:: Prompt ::
Collect every line in the records below that contains the word "mistake".
----- Material for this exercise -----
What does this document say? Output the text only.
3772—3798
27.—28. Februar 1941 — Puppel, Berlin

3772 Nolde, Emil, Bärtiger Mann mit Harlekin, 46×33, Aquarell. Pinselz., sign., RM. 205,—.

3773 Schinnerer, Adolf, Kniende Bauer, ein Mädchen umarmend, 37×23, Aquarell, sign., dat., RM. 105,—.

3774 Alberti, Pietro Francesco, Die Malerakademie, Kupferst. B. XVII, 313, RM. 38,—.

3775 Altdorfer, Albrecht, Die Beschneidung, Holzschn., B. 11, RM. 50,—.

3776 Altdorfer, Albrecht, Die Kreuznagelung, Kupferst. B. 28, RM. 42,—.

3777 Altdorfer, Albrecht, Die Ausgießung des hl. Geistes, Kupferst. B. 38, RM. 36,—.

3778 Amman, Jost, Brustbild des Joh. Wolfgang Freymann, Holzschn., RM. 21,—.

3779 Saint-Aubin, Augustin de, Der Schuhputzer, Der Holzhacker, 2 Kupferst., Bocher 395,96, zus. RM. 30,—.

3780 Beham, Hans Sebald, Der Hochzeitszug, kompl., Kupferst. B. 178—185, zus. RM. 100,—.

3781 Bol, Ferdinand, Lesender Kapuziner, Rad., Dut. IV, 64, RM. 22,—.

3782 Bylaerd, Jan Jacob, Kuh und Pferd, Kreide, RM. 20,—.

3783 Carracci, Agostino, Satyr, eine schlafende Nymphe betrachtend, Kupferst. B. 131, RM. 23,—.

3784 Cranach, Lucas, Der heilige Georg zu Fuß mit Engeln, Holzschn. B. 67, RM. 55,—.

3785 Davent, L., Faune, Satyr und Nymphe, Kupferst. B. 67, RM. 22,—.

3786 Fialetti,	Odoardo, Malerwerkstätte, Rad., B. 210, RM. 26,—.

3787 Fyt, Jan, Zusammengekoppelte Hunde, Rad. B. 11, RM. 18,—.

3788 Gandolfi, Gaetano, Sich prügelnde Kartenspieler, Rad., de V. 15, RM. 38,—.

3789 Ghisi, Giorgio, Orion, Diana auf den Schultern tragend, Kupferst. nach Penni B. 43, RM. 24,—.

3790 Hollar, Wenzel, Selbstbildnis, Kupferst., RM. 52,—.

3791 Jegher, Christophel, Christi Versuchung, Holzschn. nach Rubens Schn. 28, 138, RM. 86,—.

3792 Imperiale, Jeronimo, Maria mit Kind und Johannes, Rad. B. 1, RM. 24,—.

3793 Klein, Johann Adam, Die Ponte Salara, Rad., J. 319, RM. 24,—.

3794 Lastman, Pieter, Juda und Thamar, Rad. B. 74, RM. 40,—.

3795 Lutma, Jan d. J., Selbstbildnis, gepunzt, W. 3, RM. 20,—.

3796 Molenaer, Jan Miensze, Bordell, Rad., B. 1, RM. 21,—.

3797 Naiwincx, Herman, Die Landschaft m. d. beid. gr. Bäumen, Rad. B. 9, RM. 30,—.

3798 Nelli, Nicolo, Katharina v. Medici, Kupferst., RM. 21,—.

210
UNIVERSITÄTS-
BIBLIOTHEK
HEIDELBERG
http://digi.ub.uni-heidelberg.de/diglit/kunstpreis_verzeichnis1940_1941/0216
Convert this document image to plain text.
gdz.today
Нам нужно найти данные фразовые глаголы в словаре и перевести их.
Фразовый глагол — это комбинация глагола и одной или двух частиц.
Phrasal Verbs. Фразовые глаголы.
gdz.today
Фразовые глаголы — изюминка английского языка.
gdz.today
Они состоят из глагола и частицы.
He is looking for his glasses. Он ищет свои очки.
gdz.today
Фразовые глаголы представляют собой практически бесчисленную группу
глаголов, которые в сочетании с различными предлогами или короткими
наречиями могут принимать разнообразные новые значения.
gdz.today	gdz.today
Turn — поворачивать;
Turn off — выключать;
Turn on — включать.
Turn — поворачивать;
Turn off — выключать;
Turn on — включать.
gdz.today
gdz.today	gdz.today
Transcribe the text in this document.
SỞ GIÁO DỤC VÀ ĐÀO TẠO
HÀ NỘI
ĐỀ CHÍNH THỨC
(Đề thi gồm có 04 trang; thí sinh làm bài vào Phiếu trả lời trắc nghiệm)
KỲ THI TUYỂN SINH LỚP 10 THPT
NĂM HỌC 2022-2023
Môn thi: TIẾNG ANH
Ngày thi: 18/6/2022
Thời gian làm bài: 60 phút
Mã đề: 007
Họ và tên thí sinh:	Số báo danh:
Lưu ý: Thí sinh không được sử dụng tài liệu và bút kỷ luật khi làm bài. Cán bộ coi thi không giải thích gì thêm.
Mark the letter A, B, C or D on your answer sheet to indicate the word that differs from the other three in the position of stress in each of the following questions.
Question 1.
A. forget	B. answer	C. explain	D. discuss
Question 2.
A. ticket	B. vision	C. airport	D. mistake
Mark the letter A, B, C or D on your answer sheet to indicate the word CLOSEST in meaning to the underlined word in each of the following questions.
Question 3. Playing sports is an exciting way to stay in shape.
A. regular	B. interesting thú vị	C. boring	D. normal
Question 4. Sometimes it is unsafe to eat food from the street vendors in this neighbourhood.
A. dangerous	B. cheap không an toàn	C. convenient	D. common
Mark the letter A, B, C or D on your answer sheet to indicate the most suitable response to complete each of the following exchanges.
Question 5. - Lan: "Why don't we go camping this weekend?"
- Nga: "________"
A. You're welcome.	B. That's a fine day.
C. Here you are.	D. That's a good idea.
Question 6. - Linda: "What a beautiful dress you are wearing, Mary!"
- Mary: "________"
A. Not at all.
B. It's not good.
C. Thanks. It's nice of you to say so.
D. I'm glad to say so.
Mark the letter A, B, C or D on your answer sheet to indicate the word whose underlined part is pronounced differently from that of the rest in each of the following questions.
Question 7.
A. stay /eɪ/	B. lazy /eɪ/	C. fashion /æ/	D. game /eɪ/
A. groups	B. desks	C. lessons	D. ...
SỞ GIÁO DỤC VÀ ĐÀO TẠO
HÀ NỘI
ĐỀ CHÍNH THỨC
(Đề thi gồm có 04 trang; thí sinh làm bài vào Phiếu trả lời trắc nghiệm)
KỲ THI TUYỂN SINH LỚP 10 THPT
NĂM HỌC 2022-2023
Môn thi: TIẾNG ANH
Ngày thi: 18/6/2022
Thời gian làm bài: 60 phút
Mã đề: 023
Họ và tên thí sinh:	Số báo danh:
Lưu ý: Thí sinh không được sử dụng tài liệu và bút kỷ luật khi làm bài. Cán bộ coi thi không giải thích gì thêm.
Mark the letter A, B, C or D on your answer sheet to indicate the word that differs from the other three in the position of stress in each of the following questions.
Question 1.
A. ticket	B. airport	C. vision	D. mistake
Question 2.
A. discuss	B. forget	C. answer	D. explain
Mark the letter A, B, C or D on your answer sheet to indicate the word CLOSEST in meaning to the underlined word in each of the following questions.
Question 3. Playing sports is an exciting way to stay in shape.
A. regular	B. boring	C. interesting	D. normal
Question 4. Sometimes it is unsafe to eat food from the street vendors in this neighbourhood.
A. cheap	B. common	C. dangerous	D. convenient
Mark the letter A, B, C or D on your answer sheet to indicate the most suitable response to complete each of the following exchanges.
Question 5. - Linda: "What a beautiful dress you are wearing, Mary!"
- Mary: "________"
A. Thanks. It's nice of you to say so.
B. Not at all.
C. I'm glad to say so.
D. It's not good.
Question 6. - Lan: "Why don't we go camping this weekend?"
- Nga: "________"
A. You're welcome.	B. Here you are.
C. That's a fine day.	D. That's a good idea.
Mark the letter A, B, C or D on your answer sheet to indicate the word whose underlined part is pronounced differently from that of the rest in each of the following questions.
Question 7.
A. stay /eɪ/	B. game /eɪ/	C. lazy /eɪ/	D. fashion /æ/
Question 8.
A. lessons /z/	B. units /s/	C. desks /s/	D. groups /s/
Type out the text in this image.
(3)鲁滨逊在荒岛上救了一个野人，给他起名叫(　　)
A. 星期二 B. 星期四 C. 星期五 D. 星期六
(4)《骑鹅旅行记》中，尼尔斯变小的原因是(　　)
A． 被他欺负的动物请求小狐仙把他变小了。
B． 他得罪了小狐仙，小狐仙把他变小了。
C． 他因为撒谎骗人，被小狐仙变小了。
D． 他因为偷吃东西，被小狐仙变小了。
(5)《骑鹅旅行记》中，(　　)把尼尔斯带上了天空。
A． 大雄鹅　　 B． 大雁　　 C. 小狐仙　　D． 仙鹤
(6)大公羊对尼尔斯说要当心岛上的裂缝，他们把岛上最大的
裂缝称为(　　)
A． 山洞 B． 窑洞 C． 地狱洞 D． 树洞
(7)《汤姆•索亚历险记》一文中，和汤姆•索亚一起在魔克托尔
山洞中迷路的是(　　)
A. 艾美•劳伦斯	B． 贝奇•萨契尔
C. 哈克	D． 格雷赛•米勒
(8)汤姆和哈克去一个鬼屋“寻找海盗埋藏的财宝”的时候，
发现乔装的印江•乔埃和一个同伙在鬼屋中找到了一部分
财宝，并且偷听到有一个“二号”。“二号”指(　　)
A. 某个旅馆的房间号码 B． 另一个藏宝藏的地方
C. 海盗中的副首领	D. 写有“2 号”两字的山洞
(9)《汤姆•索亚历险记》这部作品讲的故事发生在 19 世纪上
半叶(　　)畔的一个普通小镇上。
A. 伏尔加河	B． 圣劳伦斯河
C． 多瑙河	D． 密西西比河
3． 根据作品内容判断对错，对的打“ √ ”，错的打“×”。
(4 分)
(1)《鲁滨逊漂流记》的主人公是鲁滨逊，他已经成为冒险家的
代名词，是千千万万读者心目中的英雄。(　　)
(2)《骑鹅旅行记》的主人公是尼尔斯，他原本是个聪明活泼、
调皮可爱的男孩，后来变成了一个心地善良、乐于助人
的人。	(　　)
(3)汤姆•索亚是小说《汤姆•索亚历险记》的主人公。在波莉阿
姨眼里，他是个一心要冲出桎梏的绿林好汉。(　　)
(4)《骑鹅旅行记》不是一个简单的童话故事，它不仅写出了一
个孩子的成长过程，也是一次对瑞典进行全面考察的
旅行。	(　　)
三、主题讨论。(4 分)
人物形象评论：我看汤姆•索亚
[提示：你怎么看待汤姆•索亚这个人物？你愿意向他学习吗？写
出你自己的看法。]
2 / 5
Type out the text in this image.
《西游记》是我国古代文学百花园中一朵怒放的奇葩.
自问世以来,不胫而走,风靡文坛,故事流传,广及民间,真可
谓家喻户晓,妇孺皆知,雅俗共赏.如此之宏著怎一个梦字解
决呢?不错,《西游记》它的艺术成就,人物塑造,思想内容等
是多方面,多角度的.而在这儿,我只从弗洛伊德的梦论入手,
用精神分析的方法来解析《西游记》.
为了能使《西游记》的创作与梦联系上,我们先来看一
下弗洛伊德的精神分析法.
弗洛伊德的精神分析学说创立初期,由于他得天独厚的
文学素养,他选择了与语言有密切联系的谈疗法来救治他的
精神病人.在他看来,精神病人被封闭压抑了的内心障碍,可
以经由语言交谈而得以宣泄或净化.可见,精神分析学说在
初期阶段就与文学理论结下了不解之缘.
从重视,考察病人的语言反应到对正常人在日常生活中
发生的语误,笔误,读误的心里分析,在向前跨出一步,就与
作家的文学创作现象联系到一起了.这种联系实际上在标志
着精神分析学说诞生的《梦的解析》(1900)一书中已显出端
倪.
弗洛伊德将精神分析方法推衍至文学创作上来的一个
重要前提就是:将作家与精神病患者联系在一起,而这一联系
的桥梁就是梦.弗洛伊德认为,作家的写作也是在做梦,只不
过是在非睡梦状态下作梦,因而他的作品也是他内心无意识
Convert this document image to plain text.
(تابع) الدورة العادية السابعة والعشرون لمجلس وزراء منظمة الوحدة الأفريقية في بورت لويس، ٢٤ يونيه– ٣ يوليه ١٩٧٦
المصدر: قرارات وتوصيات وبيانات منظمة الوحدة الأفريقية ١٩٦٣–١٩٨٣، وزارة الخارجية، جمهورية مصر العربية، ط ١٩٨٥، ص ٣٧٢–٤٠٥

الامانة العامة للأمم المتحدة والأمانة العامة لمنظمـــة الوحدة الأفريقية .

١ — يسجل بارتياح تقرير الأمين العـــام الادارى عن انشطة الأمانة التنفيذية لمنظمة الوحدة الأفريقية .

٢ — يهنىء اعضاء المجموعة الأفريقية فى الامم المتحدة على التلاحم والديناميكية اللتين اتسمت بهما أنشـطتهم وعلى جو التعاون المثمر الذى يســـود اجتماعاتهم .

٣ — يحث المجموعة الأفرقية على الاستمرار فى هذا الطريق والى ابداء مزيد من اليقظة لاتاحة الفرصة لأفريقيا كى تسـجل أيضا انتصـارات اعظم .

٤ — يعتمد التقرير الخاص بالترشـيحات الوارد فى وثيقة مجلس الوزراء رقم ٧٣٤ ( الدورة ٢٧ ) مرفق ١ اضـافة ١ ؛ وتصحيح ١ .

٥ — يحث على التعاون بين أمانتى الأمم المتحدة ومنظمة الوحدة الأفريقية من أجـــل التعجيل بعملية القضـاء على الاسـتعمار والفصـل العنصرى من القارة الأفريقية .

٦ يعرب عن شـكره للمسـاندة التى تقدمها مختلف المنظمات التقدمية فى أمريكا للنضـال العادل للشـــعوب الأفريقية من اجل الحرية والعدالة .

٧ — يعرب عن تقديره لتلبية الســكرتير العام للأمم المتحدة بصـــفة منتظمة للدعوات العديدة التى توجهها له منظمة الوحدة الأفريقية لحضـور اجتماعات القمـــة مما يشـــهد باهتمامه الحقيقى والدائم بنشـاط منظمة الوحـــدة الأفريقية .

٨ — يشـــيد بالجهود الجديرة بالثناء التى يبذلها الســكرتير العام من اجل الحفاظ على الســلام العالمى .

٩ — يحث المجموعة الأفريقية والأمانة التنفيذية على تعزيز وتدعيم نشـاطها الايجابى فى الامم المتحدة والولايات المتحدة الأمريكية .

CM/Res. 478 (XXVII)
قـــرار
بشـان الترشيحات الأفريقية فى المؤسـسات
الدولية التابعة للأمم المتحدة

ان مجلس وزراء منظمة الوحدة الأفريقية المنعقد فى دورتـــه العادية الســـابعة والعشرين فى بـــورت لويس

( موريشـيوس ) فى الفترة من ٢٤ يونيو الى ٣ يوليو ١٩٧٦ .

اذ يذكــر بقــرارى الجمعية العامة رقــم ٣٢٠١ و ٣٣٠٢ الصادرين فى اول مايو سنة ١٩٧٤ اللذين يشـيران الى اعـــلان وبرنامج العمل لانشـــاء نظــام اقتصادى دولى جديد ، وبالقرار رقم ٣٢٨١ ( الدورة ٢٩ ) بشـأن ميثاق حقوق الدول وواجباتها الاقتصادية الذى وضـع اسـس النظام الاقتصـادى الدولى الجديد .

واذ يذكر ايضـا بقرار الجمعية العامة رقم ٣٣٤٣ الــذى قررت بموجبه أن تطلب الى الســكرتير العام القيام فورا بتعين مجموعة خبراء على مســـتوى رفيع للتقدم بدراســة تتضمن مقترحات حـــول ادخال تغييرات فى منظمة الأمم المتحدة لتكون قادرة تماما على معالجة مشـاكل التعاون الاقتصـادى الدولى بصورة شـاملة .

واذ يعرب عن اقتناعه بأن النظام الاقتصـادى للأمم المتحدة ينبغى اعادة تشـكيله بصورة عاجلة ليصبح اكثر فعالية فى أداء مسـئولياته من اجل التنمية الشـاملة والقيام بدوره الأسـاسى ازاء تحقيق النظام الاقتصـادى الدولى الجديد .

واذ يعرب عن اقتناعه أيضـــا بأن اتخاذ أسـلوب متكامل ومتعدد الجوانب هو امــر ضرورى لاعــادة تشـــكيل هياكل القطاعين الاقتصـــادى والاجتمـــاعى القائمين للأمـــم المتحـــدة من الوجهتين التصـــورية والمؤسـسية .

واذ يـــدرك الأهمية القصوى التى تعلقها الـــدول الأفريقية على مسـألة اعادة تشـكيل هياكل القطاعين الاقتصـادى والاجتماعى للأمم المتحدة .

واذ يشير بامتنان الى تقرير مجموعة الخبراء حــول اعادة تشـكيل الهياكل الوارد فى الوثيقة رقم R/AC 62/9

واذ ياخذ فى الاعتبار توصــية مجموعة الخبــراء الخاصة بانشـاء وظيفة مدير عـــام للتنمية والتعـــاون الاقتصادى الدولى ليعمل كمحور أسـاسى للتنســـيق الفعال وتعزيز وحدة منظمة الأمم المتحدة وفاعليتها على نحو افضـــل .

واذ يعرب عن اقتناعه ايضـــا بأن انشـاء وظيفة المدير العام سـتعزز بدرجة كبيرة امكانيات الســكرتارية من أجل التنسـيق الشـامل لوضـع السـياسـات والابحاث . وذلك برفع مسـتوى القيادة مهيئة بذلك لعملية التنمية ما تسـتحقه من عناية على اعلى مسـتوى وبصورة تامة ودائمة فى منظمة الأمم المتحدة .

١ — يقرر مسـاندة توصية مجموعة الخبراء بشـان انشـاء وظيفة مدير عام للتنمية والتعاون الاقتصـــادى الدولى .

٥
-----
:: Output for this task ::
A. ticket	B. vision	C. airport	D. mistake
A. ticket	B. airport	C. vision	D. mistake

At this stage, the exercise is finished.